-- begin --

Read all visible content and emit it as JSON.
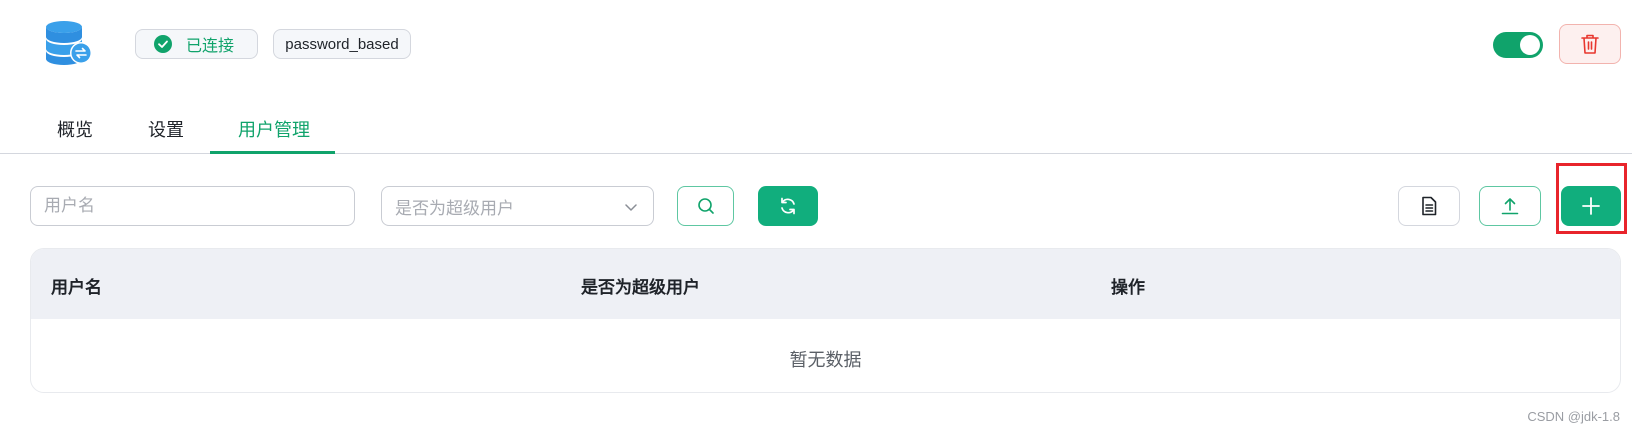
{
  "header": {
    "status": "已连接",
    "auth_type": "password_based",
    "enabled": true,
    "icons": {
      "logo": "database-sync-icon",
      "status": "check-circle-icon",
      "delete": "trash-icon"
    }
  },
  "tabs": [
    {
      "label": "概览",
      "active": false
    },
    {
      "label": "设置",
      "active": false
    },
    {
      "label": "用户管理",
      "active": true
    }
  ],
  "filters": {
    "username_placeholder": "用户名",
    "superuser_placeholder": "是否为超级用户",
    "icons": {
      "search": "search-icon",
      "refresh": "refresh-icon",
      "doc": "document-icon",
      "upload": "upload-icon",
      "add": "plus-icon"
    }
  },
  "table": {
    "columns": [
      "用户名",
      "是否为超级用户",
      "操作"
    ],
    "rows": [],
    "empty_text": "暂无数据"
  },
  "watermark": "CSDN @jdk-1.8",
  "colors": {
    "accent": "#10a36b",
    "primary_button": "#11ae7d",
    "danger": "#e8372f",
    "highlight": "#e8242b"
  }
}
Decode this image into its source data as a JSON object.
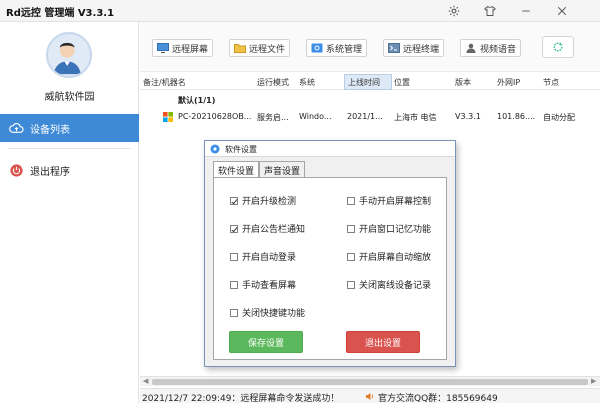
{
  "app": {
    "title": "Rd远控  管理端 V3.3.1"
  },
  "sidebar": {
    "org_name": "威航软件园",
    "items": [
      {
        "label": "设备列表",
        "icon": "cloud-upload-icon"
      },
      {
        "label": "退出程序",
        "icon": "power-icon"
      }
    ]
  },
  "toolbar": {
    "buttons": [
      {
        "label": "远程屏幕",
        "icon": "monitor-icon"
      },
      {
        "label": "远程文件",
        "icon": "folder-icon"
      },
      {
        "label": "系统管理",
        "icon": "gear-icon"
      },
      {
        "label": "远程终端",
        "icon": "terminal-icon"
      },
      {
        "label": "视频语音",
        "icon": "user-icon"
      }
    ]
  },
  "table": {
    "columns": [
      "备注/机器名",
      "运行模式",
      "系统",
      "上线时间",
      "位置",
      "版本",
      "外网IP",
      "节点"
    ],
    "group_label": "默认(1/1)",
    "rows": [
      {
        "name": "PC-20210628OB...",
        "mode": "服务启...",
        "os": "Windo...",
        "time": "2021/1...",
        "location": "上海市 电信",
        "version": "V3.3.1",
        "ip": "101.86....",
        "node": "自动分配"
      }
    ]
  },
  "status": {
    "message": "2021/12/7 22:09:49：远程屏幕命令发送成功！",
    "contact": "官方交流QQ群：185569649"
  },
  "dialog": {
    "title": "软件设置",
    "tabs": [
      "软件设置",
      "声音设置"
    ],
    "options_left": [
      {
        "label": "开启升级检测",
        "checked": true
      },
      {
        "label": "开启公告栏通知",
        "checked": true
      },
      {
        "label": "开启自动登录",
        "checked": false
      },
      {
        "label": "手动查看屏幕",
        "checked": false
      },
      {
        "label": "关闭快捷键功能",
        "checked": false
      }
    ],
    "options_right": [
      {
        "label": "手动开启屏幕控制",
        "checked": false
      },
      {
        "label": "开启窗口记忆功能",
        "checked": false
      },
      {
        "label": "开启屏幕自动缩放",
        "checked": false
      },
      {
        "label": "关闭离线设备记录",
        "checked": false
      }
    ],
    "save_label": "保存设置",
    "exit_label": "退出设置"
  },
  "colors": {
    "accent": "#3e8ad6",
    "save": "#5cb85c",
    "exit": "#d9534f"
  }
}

-- end --
-- begin --

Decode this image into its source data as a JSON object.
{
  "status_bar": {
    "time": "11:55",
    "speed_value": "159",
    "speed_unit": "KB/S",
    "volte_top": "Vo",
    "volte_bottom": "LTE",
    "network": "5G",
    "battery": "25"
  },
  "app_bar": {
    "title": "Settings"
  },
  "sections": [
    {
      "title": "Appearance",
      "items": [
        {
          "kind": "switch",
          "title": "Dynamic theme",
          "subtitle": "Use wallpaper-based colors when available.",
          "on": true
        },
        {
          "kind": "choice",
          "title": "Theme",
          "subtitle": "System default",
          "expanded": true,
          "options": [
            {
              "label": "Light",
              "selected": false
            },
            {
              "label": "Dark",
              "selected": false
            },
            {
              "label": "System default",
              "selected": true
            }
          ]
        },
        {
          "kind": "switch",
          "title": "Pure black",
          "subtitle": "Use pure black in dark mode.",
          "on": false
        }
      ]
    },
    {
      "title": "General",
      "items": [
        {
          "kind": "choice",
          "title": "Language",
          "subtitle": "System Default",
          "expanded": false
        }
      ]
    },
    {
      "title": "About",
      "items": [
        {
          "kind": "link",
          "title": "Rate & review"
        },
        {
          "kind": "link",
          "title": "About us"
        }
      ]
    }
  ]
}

-- end --
-- begin --

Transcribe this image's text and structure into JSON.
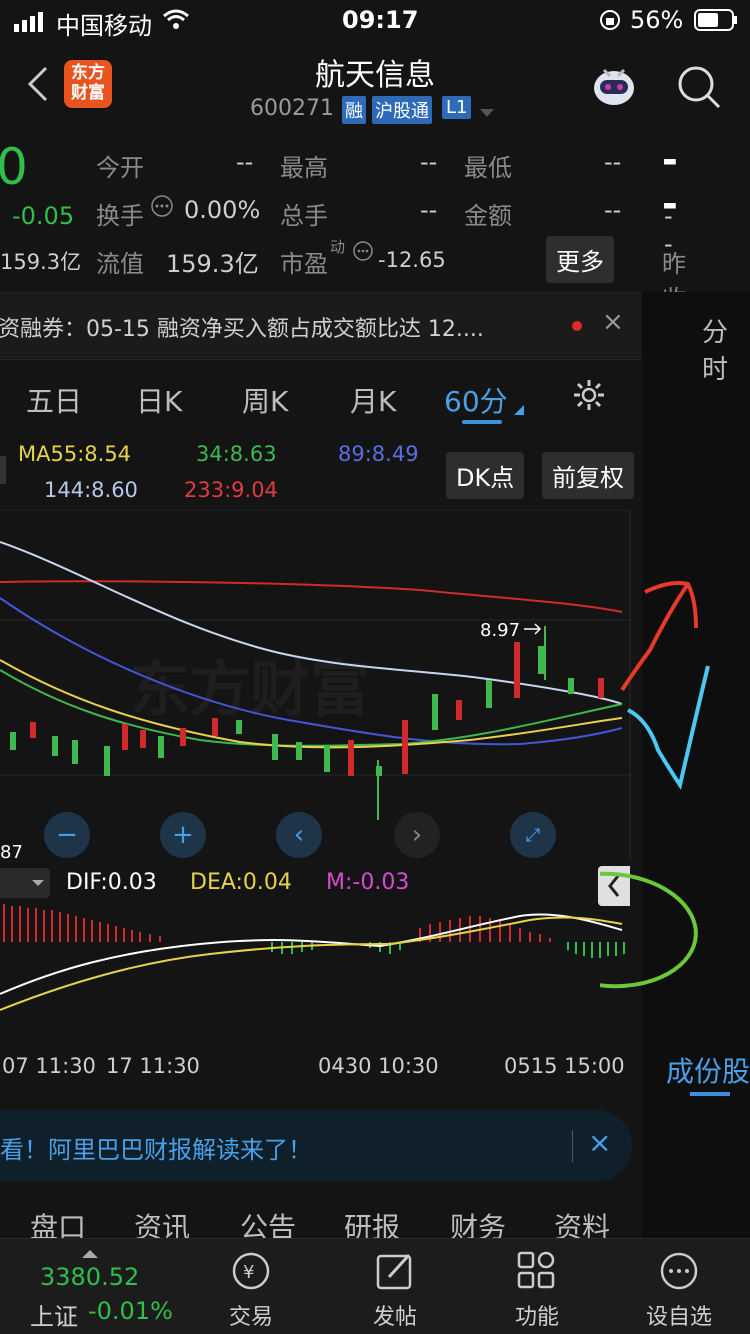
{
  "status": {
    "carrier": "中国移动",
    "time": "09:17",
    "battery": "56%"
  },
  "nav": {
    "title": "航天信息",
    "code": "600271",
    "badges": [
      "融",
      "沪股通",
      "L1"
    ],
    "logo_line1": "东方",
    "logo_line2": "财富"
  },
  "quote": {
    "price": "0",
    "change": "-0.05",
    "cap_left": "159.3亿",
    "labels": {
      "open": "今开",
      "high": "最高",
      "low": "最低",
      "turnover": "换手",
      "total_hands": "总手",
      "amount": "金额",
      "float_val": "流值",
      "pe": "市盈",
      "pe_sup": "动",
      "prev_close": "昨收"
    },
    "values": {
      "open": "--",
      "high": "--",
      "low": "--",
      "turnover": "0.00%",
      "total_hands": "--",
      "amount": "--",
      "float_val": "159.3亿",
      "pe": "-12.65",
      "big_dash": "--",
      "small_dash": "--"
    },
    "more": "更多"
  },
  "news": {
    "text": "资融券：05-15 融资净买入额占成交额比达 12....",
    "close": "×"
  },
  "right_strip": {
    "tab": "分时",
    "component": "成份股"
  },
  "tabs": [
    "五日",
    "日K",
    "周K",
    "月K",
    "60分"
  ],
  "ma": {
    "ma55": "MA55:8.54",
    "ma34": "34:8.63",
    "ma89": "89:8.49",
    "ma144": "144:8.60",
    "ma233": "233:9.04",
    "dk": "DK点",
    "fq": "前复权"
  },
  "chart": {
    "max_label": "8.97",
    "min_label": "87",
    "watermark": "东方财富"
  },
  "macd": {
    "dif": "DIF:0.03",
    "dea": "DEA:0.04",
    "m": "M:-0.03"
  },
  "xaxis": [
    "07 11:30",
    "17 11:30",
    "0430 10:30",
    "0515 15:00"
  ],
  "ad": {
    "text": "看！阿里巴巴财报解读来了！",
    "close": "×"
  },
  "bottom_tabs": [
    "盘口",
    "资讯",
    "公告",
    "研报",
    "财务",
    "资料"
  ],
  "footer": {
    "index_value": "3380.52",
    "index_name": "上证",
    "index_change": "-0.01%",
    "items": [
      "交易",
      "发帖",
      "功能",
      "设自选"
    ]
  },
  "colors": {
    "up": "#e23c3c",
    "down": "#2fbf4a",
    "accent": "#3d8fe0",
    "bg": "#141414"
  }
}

-- end --

▶ Work required
Report all lines of the data above that include the string "watermark".

▶ Full response
  "watermark": "CSDN @jdk-1.8",
    "watermark": "东方财富"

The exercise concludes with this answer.